-- Start --

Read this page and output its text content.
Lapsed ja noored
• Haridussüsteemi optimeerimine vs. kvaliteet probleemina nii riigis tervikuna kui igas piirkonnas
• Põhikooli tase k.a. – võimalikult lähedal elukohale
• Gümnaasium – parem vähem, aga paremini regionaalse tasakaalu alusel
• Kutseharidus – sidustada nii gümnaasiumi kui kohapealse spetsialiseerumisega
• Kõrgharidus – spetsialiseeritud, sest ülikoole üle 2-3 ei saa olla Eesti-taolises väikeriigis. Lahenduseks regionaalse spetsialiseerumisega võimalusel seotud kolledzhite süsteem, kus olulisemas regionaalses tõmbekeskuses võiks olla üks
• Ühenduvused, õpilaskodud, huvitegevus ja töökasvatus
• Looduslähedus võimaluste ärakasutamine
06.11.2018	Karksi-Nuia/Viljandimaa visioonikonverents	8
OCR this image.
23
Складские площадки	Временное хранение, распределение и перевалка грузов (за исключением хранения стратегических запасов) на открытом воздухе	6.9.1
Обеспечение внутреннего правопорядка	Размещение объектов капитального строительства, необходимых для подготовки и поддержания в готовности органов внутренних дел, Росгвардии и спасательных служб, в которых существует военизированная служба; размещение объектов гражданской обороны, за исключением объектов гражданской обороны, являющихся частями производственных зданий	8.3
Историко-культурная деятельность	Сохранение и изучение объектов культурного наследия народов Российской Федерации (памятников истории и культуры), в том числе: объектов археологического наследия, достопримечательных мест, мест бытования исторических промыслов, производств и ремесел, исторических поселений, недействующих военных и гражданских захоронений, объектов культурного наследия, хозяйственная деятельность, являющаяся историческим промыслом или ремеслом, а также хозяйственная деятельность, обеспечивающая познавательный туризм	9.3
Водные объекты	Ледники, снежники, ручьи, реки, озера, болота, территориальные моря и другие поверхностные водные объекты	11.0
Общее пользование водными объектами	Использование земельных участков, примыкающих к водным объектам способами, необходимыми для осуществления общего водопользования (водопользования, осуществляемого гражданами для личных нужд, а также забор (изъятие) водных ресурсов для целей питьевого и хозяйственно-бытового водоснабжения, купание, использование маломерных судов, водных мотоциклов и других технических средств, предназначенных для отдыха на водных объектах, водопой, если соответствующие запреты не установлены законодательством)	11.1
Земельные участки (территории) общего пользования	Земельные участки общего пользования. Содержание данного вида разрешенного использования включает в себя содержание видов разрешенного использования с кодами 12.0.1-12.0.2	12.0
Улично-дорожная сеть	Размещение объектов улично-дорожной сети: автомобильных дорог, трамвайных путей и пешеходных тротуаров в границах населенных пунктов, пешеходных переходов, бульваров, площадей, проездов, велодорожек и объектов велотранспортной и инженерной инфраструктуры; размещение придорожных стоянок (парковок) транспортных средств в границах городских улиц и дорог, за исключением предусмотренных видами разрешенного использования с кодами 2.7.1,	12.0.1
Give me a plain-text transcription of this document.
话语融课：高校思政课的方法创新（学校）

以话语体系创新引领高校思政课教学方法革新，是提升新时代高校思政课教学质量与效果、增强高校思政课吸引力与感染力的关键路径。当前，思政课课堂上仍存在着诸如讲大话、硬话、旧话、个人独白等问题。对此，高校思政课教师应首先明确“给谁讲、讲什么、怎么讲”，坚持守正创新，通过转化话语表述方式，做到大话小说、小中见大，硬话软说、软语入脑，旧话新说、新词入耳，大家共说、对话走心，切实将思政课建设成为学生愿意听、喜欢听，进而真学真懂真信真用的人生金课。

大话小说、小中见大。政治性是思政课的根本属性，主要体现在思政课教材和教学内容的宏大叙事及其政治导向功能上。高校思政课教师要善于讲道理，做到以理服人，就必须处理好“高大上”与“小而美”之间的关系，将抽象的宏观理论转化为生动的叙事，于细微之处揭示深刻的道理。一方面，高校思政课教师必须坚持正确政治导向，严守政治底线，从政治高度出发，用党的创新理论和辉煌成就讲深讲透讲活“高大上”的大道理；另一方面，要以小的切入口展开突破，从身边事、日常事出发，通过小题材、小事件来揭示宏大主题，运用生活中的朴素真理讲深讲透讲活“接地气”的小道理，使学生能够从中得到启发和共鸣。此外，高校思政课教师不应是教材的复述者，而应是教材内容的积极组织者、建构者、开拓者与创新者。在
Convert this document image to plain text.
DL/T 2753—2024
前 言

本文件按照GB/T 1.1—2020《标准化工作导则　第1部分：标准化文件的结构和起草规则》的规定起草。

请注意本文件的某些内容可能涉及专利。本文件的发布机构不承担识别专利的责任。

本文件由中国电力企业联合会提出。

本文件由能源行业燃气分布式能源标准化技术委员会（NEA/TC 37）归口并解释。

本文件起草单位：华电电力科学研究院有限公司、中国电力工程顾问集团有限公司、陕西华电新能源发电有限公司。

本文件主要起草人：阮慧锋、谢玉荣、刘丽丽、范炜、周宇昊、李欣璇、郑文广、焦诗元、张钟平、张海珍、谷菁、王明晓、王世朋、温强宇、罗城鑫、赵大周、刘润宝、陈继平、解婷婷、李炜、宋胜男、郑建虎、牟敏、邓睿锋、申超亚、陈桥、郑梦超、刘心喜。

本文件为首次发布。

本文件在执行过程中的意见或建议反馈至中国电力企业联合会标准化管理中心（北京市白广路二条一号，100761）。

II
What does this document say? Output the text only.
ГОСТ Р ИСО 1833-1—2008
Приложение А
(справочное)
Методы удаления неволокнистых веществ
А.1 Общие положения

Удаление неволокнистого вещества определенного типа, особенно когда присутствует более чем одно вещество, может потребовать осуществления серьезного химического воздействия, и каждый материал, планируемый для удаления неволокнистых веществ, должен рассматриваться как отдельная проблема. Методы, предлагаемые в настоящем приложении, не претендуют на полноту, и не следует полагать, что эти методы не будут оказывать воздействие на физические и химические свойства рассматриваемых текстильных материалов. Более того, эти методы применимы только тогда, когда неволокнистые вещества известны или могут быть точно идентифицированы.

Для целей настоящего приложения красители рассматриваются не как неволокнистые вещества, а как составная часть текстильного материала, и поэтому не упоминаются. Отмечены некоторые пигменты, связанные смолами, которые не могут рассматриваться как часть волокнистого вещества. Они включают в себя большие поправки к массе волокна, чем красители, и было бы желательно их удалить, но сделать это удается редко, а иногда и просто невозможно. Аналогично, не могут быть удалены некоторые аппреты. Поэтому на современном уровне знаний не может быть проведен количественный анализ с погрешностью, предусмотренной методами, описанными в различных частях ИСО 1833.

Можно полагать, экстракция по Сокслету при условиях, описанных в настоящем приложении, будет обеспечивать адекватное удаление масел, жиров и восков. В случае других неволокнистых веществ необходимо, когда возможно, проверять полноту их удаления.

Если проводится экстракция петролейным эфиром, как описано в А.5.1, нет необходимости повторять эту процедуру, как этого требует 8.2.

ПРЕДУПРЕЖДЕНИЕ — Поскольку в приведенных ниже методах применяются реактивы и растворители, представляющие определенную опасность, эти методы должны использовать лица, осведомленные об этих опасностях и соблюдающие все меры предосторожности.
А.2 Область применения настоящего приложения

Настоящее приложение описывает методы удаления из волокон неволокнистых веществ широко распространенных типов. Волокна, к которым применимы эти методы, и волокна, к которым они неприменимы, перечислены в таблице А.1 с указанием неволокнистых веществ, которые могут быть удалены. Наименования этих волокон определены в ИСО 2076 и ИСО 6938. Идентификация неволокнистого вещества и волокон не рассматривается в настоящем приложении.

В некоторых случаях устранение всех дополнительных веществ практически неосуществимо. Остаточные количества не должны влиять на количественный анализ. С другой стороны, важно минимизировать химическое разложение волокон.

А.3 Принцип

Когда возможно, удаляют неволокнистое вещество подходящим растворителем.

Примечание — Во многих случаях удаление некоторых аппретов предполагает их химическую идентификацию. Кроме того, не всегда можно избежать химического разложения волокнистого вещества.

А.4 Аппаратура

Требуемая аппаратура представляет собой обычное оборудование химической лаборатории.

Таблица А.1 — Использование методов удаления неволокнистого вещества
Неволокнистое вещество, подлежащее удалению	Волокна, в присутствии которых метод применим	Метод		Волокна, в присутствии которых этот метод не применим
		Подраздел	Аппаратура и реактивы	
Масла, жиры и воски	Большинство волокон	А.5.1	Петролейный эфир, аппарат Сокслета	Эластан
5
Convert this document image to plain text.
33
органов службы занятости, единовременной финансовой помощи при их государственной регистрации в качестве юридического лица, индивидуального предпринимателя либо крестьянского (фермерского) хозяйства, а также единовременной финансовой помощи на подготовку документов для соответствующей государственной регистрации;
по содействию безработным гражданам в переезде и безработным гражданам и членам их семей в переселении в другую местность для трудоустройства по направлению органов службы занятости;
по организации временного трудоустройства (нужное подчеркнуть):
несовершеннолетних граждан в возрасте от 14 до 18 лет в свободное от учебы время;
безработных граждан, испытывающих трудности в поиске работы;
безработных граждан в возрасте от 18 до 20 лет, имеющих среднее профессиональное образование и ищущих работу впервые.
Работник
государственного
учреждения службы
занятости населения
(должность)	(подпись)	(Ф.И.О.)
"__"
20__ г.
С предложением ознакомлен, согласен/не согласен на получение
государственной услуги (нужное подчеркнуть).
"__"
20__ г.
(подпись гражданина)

-- End --

__REQUIREMENT__
Copy out each line in the preceding records that contains "реактивы".

__ANSWER FOR THE TASK__
ПРЕДУПРЕЖДЕНИЕ — Поскольку в приведенных ниже методах применяются реактивы и растворители, представляющие определенную опасность, эти методы должны использовать лица, осведомленные об этих опасностях и соблюдающие все меры предосторожности.
		Подраздел	Аппаратура и реактивы	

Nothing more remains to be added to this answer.